A run of records:
┌──

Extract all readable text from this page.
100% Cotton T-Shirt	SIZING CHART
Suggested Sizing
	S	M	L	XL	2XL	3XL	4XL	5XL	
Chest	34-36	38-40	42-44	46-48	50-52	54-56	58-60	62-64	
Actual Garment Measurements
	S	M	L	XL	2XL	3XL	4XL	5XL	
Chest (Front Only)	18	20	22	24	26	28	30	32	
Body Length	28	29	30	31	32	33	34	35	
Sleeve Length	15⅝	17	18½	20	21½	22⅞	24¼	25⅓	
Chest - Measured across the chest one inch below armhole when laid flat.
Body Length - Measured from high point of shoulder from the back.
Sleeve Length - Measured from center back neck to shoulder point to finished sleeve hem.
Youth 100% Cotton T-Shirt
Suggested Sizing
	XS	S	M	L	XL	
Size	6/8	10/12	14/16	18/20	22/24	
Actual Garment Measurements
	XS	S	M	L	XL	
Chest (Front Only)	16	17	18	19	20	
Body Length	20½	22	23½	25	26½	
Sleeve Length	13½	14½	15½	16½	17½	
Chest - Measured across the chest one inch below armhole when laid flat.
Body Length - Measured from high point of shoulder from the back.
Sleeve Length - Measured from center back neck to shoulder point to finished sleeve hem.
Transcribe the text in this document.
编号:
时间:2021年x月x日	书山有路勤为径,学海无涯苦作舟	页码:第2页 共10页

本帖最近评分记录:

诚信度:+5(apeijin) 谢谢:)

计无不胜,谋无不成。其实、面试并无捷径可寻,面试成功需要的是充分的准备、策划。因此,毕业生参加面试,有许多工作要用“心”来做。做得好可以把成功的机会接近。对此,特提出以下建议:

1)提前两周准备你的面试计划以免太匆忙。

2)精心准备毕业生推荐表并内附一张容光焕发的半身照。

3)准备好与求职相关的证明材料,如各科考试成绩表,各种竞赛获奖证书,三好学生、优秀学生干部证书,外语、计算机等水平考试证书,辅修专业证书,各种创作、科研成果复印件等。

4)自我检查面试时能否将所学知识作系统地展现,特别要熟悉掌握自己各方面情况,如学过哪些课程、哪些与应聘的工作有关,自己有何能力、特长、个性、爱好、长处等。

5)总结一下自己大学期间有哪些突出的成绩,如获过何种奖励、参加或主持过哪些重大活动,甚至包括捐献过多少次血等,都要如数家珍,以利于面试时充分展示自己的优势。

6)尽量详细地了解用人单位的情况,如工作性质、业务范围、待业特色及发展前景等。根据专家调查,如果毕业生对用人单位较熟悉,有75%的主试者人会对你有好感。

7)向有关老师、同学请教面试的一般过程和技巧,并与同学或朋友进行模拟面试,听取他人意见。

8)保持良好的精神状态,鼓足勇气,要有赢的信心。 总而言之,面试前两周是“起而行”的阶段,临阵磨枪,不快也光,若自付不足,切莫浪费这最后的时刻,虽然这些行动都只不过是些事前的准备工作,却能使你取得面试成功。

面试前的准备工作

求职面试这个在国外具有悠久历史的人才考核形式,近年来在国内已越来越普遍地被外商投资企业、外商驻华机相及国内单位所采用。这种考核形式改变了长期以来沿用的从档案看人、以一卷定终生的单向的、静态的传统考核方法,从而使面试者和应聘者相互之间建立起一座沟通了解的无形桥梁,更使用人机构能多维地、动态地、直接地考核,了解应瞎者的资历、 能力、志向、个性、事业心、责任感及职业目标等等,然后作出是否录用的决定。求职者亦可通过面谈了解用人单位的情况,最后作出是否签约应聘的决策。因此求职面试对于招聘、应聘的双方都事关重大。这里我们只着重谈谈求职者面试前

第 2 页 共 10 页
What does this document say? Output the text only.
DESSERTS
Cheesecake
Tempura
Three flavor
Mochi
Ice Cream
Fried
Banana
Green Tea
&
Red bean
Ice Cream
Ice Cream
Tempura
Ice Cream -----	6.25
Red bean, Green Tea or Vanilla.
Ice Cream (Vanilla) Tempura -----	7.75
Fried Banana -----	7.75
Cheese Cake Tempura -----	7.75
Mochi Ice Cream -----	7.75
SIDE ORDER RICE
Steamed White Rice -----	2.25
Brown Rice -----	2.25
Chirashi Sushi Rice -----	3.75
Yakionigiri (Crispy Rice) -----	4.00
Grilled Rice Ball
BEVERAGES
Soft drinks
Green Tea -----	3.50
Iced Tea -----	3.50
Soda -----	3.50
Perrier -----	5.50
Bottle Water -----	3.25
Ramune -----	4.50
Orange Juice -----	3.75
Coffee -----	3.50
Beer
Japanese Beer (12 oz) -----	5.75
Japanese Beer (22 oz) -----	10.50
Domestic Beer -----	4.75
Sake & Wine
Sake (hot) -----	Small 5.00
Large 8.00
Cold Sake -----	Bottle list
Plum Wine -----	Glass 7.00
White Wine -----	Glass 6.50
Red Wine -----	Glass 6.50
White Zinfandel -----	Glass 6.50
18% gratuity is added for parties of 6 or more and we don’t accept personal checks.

└──

Return the entries above exactly, each one complete.

Extract all readable text from this page.
100% Cotton T-Shirt	SIZING CHART
Suggested Sizing
	S	M	L	XL	2XL	3XL	4XL	5XL	
Chest	34-36	38-40	42-44	46-48	50-52	54-56	58-60	62-64	
Actual Garment Measurements
	S	M	L	XL	2XL	3XL	4XL	5XL	
Chest (Front Only)	18	20	22	24	26	28	30	32	
Body Length	28	29	30	31	32	33	34	35	
Sleeve Length	15⅝	17	18½	20	21½	22⅞	24¼	25⅓	
Chest - Measured across the chest one inch below armhole when laid flat.
Body Length - Measured from high point of shoulder from the back.
Sleeve Length - Measured from center back neck to shoulder point to finished sleeve hem.
Youth 100% Cotton T-Shirt
Suggested Sizing
	XS	S	M	L	XL	
Size	6/8	10/12	14/16	18/20	22/24	
Actual Garment Measurements
	XS	S	M	L	XL	
Chest (Front Only)	16	17	18	19	20	
Body Length	20½	22	23½	25	26½	
Sleeve Length	13½	14½	15½	16½	17½	
Chest - Measured across the chest one inch below armhole when laid flat.
Body Length - Measured from high point of shoulder from the back.
Sleeve Length - Measured from center back neck to shoulder point to finished sleeve hem.
Transcribe the text in this document.
编号:
时间:2021年x月x日	书山有路勤为径,学海无涯苦作舟	页码:第2页 共10页

本帖最近评分记录:

诚信度:+5(apeijin) 谢谢:)

计无不胜,谋无不成。其实、面试并无捷径可寻,面试成功需要的是充分的准备、策划。因此,毕业生参加面试,有许多工作要用“心”来做。做得好可以把成功的机会接近。对此,特提出以下建议:

1)提前两周准备你的面试计划以免太匆忙。

2)精心准备毕业生推荐表并内附一张容光焕发的半身照。

3)准备好与求职相关的证明材料,如各科考试成绩表,各种竞赛获奖证书,三好学生、优秀学生干部证书,外语、计算机等水平考试证书,辅修专业证书,各种创作、科研成果复印件等。

4)自我检查面试时能否将所学知识作系统地展现,特别要熟悉掌握自己各方面情况,如学过哪些课程、哪些与应聘的工作有关,自己有何能力、特长、个性、爱好、长处等。

5)总结一下自己大学期间有哪些突出的成绩,如获过何种奖励、参加或主持过哪些重大活动,甚至包括捐献过多少次血等,都要如数家珍,以利于面试时充分展示自己的优势。

6)尽量详细地了解用人单位的情况,如工作性质、业务范围、待业特色及发展前景等。根据专家调查,如果毕业生对用人单位较熟悉,有75%的主试者人会对你有好感。

7)向有关老师、同学请教面试的一般过程和技巧,并与同学或朋友进行模拟面试,听取他人意见。

8)保持良好的精神状态,鼓足勇气,要有赢的信心。 总而言之,面试前两周是“起而行”的阶段,临阵磨枪,不快也光,若自付不足,切莫浪费这最后的时刻,虽然这些行动都只不过是些事前的准备工作,却能使你取得面试成功。

面试前的准备工作

求职面试这个在国外具有悠久历史的人才考核形式,近年来在国内已越来越普遍地被外商投资企业、外商驻华机相及国内单位所采用。这种考核形式改变了长期以来沿用的从档案看人、以一卷定终生的单向的、静态的传统考核方法,从而使面试者和应聘者相互之间建立起一座沟通了解的无形桥梁,更使用人机构能多维地、动态地、直接地考核,了解应瞎者的资历、 能力、志向、个性、事业心、责任感及职业目标等等,然后作出是否录用的决定。求职者亦可通过面谈了解用人单位的情况,最后作出是否签约应聘的决策。因此求职面试对于招聘、应聘的双方都事关重大。这里我们只着重谈谈求职者面试前

第 2 页 共 10 页
What does this document say? Output the text only.
DESSERTS
Cheesecake
Tempura
Three flavor
Mochi
Ice Cream
Fried
Banana
Green Tea
&
Red bean
Ice Cream
Ice Cream
Tempura
Ice Cream -----	6.25
Red bean, Green Tea or Vanilla.
Ice Cream (Vanilla) Tempura -----	7.75
Fried Banana -----	7.75
Cheese Cake Tempura -----	7.75
Mochi Ice Cream -----	7.75
SIDE ORDER RICE
Steamed White Rice -----	2.25
Brown Rice -----	2.25
Chirashi Sushi Rice -----	3.75
Yakionigiri (Crispy Rice) -----	4.00
Grilled Rice Ball
BEVERAGES
Soft drinks
Green Tea -----	3.50
Iced Tea -----	3.50
Soda -----	3.50
Perrier -----	5.50
Bottle Water -----	3.25
Ramune -----	4.50
Orange Juice -----	3.75
Coffee -----	3.50
Beer
Japanese Beer (12 oz) -----	5.75
Japanese Beer (22 oz) -----	10.50
Domestic Beer -----	4.75
Sake & Wine
Sake (hot) -----	Small 5.00
Large 8.00
Cold Sake -----	Bottle list
Plum Wine -----	Glass 7.00
White Wine -----	Glass 6.50
Red Wine -----	Glass 6.50
White Zinfandel -----	Glass 6.50
18% gratuity is added for parties of 6 or more and we don’t accept personal checks.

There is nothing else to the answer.